- _WHAT YOU ARE ASKED TO DO_: Write out each line beneath this one exactly as it reads.

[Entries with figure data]
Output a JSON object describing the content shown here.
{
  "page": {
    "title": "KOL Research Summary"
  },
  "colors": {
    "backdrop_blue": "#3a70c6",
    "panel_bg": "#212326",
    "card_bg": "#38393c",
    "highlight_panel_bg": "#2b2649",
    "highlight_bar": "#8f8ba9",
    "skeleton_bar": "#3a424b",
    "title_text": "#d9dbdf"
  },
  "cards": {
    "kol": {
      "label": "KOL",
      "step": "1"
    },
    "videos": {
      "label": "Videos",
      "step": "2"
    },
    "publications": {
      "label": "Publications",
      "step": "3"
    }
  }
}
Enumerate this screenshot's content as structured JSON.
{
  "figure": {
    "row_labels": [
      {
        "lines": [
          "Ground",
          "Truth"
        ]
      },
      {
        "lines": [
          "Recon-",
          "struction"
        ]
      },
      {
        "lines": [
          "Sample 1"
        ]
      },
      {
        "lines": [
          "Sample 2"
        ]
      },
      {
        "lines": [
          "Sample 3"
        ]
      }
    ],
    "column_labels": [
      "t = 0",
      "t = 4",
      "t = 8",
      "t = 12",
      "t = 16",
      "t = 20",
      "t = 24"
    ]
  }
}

- _REPLY_:
Output a JSON object describing the content shown here.
{
  "page": {
    "title": "KOL Research Summary"
  },
  "colors": {
    "backdrop_blue": "#3a70c6",
    "panel_bg": "#212326",
    "card_bg": "#38393c",
    "highlight_panel_bg": "#2b2649",
    "highlight_bar": "#8f8ba9",
    "skeleton_bar": "#3a424b",
    "title_text": "#d9dbdf"
  },
  "cards": {
    "kol": {
      "label": "KOL",
      "step": "1"
    },
    "videos": {
      "label": "Videos",
      "step": "2"
    },
    "publications": {
      "label": "Publications",
      "step": "3"
    }
  }
}
Enumerate this screenshot's content as structured JSON.
{
  "figure": {
    "row_labels": [
      {
        "lines": [
          "Ground",
          "Truth"
        ]
      },
      {
        "lines": [
          "Recon-",
          "struction"
        ]
      },
      {
        "lines": [
          "Sample 1"
        ]
      },
      {
        "lines": [
          "Sample 2"
        ]
      },
      {
        "lines": [
          "Sample 3"
        ]
      }
    ],
    "column_labels": [
      "t = 0",
      "t = 4",
      "t = 8",
      "t = 12",
      "t = 16",
      "t = 20",
      "t = 24"
    ]
  }
}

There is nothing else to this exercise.